* Instructions for the task
Please transcribe the entries below without omitting a single character.

* Excerpted records
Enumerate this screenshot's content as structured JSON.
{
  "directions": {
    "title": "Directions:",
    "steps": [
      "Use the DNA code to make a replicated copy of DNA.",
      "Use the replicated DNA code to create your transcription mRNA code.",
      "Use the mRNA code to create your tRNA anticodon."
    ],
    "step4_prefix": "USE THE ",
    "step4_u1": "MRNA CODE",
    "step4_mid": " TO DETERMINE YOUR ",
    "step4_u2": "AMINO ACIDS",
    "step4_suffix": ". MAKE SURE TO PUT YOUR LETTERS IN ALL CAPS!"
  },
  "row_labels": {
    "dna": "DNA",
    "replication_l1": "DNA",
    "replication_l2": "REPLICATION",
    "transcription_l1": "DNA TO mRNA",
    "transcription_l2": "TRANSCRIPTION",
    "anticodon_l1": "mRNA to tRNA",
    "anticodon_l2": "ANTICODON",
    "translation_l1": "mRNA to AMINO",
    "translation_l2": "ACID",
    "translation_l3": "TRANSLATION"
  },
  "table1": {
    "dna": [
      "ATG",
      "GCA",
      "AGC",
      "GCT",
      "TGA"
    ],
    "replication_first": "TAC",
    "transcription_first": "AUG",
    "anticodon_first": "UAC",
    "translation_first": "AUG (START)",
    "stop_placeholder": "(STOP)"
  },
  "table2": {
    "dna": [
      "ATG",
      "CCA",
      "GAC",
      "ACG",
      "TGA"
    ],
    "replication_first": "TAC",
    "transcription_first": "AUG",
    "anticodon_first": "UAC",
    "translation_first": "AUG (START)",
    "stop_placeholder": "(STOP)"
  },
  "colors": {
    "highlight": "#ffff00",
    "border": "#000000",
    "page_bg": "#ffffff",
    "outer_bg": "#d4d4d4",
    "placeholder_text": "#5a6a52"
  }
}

* Solution
Enumerate this screenshot's content as structured JSON.
{
  "directions": {
    "title": "Directions:",
    "steps": [
      "Use the DNA code to make a replicated copy of DNA.",
      "Use the replicated DNA code to create your transcription mRNA code.",
      "Use the mRNA code to create your tRNA anticodon."
    ],
    "step4_prefix": "USE THE ",
    "step4_u1": "MRNA CODE",
    "step4_mid": " TO DETERMINE YOUR ",
    "step4_u2": "AMINO ACIDS",
    "step4_suffix": ". MAKE SURE TO PUT YOUR LETTERS IN ALL CAPS!"
  },
  "row_labels": {
    "dna": "DNA",
    "replication_l1": "DNA",
    "replication_l2": "REPLICATION",
    "transcription_l1": "DNA TO mRNA",
    "transcription_l2": "TRANSCRIPTION",
    "anticodon_l1": "mRNA to tRNA",
    "anticodon_l2": "ANTICODON",
    "translation_l1": "mRNA to AMINO",
    "translation_l2": "ACID",
    "translation_l3": "TRANSLATION"
  },
  "table1": {
    "dna": [
      "ATG",
      "GCA",
      "AGC",
      "GCT",
      "TGA"
    ],
    "replication_first": "TAC",
    "transcription_first": "AUG",
    "anticodon_first": "UAC",
    "translation_first": "AUG (START)",
    "stop_placeholder": "(STOP)"
  },
  "table2": {
    "dna": [
      "ATG",
      "CCA",
      "GAC",
      "ACG",
      "TGA"
    ],
    "replication_first": "TAC",
    "transcription_first": "AUG",
    "anticodon_first": "UAC",
    "translation_first": "AUG (START)",
    "stop_placeholder": "(STOP)"
  },
  "colors": {
    "highlight": "#ffff00",
    "border": "#000000",
    "page_bg": "#ffffff",
    "outer_bg": "#d4d4d4",
    "placeholder_text": "#5a6a52"
  }
}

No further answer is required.